§ **What the task asks**
Your task is to retype each line of the data below exactly.

§ **Records provided**
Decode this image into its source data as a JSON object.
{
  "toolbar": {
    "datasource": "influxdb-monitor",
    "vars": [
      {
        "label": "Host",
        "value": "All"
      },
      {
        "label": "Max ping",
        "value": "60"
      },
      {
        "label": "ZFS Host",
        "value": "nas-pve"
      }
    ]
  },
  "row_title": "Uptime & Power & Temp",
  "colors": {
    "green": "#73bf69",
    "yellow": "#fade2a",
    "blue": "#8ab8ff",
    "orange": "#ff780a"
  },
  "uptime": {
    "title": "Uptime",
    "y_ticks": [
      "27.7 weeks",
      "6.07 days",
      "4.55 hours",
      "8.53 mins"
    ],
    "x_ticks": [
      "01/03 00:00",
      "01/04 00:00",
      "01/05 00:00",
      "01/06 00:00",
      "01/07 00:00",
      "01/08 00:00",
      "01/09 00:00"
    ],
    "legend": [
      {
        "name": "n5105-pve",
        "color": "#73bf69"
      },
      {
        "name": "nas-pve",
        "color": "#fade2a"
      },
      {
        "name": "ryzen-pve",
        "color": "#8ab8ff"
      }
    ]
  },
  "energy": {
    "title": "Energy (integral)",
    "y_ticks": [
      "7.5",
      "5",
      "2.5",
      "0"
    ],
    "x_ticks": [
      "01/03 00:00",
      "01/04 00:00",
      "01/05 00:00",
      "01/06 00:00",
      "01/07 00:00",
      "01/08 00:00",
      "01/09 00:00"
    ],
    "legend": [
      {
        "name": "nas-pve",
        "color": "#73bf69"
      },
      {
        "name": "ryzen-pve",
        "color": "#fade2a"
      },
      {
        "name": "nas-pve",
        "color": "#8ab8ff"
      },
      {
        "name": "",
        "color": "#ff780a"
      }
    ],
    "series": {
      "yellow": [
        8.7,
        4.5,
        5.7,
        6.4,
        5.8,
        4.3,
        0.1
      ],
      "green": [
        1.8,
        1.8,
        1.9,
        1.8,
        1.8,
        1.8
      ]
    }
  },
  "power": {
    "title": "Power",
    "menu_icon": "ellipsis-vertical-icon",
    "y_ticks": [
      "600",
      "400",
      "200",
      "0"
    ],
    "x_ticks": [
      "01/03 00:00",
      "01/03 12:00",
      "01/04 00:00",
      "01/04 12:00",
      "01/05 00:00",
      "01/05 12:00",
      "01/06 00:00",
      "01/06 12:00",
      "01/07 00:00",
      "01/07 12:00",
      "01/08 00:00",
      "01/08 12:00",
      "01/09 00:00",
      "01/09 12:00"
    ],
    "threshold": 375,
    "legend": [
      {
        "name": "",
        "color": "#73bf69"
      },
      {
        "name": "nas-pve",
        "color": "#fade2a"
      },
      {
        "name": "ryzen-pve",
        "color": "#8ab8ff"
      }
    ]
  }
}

§ **Output for this exercise**
Decode this image into its source data as a JSON object.
{
  "toolbar": {
    "datasource": "influxdb-monitor",
    "vars": [
      {
        "label": "Host",
        "value": "All"
      },
      {
        "label": "Max ping",
        "value": "60"
      },
      {
        "label": "ZFS Host",
        "value": "nas-pve"
      }
    ]
  },
  "row_title": "Uptime & Power & Temp",
  "colors": {
    "green": "#73bf69",
    "yellow": "#fade2a",
    "blue": "#8ab8ff",
    "orange": "#ff780a"
  },
  "uptime": {
    "title": "Uptime",
    "y_ticks": [
      "27.7 weeks",
      "6.07 days",
      "4.55 hours",
      "8.53 mins"
    ],
    "x_ticks": [
      "01/03 00:00",
      "01/04 00:00",
      "01/05 00:00",
      "01/06 00:00",
      "01/07 00:00",
      "01/08 00:00",
      "01/09 00:00"
    ],
    "legend": [
      {
        "name": "n5105-pve",
        "color": "#73bf69"
      },
      {
        "name": "nas-pve",
        "color": "#fade2a"
      },
      {
        "name": "ryzen-pve",
        "color": "#8ab8ff"
      }
    ]
  },
  "energy": {
    "title": "Energy (integral)",
    "y_ticks": [
      "7.5",
      "5",
      "2.5",
      "0"
    ],
    "x_ticks": [
      "01/03 00:00",
      "01/04 00:00",
      "01/05 00:00",
      "01/06 00:00",
      "01/07 00:00",
      "01/08 00:00",
      "01/09 00:00"
    ],
    "legend": [
      {
        "name": "nas-pve",
        "color": "#73bf69"
      },
      {
        "name": "ryzen-pve",
        "color": "#fade2a"
      },
      {
        "name": "nas-pve",
        "color": "#8ab8ff"
      },
      {
        "name": "",
        "color": "#ff780a"
      }
    ],
    "series": {
      "yellow": [
        8.7,
        4.5,
        5.7,
        6.4,
        5.8,
        4.3,
        0.1
      ],
      "green": [
        1.8,
        1.8,
        1.9,
        1.8,
        1.8,
        1.8
      ]
    }
  },
  "power": {
    "title": "Power",
    "menu_icon": "ellipsis-vertical-icon",
    "y_ticks": [
      "600",
      "400",
      "200",
      "0"
    ],
    "x_ticks": [
      "01/03 00:00",
      "01/03 12:00",
      "01/04 00:00",
      "01/04 12:00",
      "01/05 00:00",
      "01/05 12:00",
      "01/06 00:00",
      "01/06 12:00",
      "01/07 00:00",
      "01/07 12:00",
      "01/08 00:00",
      "01/08 12:00",
      "01/09 00:00",
      "01/09 12:00"
    ],
    "threshold": 375,
    "legend": [
      {
        "name": "",
        "color": "#73bf69"
      },
      {
        "name": "nas-pve",
        "color": "#fade2a"
      },
      {
        "name": "ryzen-pve",
        "color": "#8ab8ff"
      }
    ]
  }
}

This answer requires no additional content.